- Aim of the task
List each line holding the string "JSON".

- Dataset records
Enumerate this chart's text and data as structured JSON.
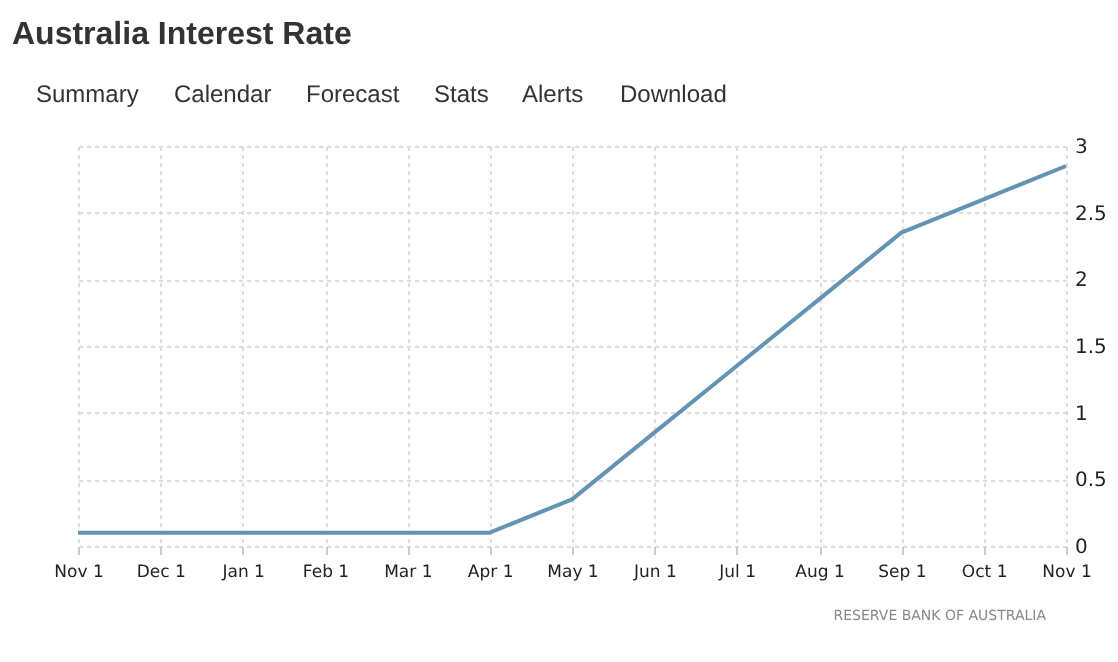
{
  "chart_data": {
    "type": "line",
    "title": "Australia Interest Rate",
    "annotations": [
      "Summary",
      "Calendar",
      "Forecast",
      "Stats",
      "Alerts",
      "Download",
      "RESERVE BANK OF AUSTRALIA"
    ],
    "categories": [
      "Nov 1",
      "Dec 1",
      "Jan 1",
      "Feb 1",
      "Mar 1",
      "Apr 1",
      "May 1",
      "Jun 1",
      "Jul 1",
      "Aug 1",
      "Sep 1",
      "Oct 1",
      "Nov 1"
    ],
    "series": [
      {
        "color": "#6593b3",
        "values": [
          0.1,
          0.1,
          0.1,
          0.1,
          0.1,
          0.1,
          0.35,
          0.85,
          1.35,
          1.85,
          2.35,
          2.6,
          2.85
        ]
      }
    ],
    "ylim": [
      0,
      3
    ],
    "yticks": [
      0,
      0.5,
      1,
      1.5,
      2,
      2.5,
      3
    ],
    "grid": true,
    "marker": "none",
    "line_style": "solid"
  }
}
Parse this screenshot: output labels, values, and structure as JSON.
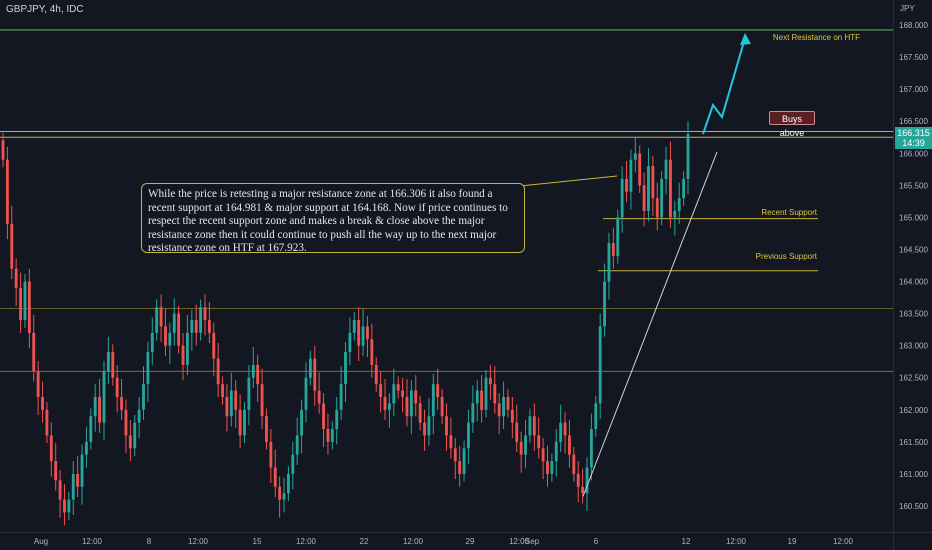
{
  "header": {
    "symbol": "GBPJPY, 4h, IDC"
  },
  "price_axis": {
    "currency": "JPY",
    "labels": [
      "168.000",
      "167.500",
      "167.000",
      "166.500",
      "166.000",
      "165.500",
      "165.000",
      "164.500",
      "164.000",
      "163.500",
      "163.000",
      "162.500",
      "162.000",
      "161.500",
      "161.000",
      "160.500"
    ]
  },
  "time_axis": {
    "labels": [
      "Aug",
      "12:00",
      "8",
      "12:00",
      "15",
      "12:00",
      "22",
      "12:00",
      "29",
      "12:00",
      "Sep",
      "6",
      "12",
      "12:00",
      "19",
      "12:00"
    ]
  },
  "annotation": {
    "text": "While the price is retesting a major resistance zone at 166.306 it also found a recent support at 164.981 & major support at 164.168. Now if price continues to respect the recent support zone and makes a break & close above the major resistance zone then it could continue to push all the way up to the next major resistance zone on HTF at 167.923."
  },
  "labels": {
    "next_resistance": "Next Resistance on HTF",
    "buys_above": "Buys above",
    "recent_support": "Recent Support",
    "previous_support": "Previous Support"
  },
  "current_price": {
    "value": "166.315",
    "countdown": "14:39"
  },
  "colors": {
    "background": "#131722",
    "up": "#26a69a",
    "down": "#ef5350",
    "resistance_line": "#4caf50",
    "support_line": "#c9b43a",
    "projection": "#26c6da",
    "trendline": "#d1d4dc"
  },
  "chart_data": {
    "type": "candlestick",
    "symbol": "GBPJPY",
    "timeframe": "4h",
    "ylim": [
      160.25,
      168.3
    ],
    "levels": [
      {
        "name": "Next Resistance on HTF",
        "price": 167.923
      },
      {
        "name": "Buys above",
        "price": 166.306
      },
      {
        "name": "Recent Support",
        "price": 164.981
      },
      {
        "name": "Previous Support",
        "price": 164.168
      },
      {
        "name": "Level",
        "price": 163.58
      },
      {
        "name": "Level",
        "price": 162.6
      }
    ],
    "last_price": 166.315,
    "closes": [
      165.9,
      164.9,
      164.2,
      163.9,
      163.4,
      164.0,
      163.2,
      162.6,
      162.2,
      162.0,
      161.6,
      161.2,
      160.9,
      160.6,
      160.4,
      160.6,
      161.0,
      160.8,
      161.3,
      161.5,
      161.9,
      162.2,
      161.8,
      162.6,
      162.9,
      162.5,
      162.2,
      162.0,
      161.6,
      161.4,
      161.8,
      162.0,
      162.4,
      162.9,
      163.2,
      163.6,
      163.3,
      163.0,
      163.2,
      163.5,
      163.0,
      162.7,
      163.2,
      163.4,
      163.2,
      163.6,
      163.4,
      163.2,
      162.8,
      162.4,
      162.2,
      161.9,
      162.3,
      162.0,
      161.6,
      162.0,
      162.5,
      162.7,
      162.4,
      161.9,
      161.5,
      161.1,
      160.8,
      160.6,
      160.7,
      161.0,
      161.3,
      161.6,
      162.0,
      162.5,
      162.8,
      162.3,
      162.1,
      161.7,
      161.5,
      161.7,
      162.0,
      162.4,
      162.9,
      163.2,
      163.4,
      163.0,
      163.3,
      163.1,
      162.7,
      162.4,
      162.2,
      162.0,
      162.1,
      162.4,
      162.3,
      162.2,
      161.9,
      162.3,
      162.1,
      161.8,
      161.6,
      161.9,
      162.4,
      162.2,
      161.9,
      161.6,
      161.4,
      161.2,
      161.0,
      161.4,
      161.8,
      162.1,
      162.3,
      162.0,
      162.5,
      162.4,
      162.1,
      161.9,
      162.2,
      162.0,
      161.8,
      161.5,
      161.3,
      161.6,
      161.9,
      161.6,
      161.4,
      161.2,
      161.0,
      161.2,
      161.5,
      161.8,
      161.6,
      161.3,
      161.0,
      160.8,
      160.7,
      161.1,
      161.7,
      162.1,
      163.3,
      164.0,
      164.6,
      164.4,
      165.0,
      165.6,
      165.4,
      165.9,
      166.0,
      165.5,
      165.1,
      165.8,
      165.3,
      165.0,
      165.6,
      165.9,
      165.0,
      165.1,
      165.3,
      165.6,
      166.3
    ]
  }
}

---

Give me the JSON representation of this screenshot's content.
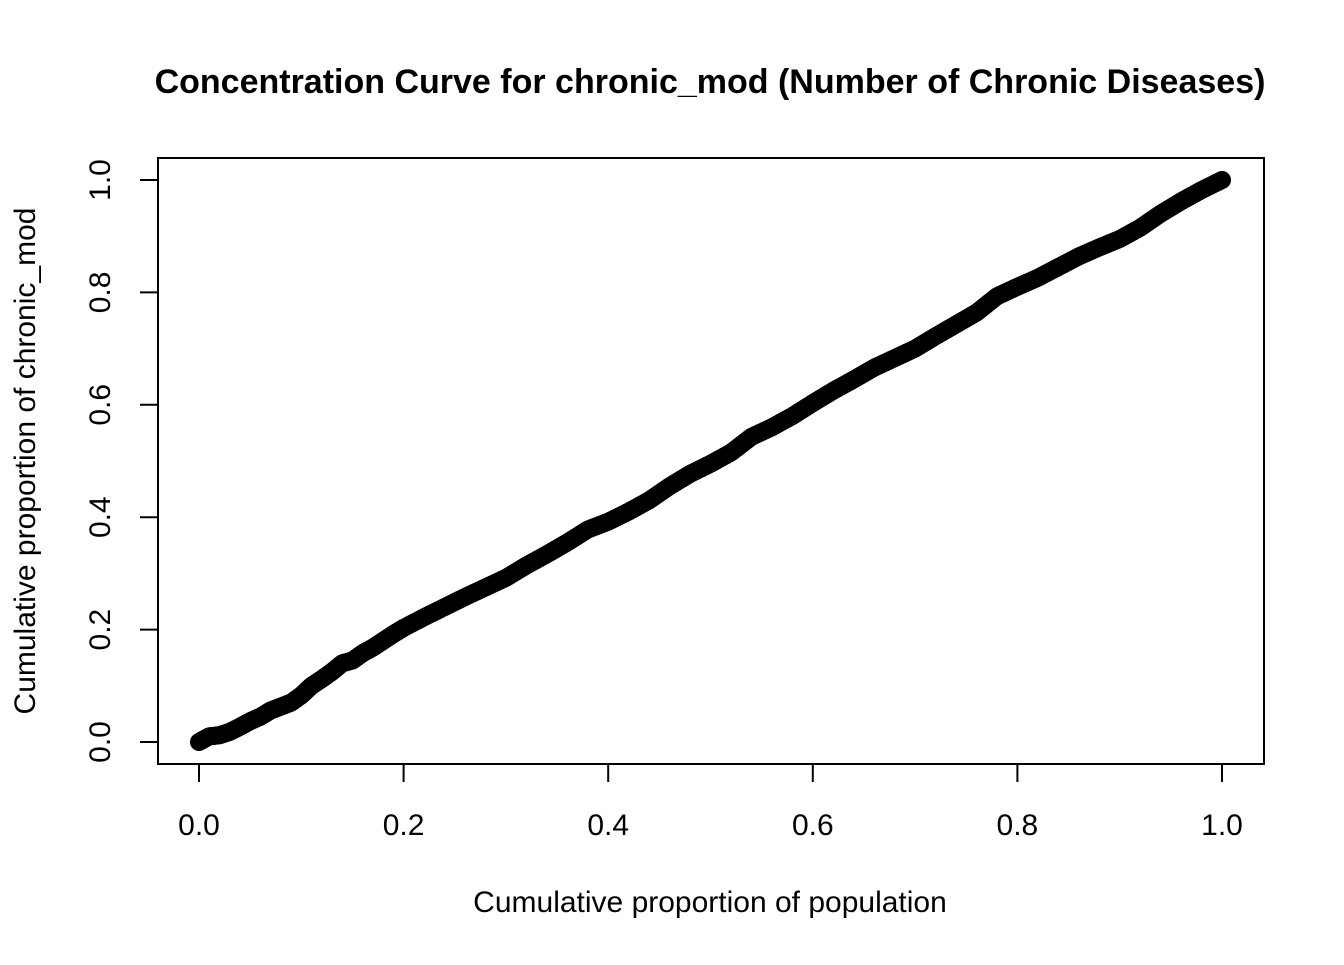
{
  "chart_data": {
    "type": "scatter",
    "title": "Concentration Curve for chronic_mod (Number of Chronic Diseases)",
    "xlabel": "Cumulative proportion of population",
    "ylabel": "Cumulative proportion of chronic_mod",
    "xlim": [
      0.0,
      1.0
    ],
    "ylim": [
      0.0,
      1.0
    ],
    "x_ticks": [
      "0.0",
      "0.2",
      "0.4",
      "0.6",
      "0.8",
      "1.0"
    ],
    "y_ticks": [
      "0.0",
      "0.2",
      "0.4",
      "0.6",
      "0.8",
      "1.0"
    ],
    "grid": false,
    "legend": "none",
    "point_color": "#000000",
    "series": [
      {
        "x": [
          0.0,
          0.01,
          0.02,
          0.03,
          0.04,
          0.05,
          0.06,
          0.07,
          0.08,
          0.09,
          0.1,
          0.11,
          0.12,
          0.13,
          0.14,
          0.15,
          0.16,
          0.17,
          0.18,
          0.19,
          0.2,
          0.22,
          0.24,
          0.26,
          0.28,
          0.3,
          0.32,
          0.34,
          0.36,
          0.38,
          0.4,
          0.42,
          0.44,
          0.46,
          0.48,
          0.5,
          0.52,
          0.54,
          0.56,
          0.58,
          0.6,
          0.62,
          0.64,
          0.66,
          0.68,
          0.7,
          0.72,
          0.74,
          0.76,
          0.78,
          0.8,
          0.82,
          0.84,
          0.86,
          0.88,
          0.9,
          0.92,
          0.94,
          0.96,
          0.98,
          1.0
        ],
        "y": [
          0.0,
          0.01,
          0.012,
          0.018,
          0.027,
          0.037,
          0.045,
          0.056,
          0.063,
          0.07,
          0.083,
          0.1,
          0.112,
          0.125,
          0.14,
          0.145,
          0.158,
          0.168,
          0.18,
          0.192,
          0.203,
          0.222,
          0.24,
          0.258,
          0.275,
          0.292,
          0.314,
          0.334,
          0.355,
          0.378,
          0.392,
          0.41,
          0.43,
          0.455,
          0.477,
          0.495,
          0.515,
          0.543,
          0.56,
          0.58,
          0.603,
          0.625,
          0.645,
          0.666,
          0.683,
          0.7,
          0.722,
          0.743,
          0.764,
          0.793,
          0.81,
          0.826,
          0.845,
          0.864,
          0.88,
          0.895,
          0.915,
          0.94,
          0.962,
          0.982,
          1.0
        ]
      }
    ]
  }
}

--

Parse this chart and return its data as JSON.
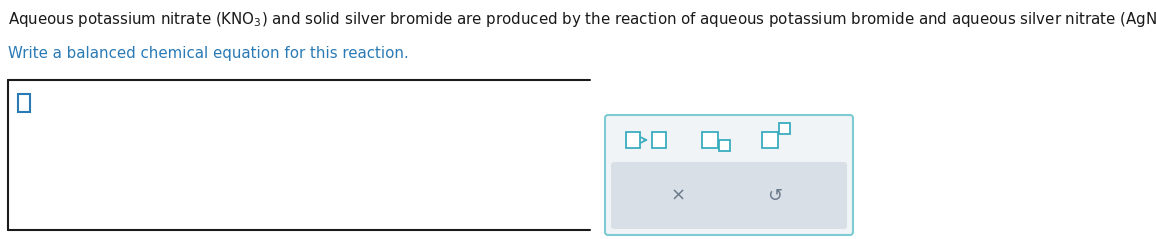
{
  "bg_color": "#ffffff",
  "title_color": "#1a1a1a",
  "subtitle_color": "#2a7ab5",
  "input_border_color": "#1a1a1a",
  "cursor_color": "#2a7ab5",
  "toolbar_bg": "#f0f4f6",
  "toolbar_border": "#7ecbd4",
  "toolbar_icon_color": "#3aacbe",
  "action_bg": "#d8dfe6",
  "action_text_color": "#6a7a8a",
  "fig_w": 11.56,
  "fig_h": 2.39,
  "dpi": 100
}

- Exercise output
Enumerate this chart's text and data as structured JSON.
Parse this screenshot: output labels, values, and structure as JSON.
Give me the JSON representation of this screenshot's content.
Parse this chart and return its data as JSON.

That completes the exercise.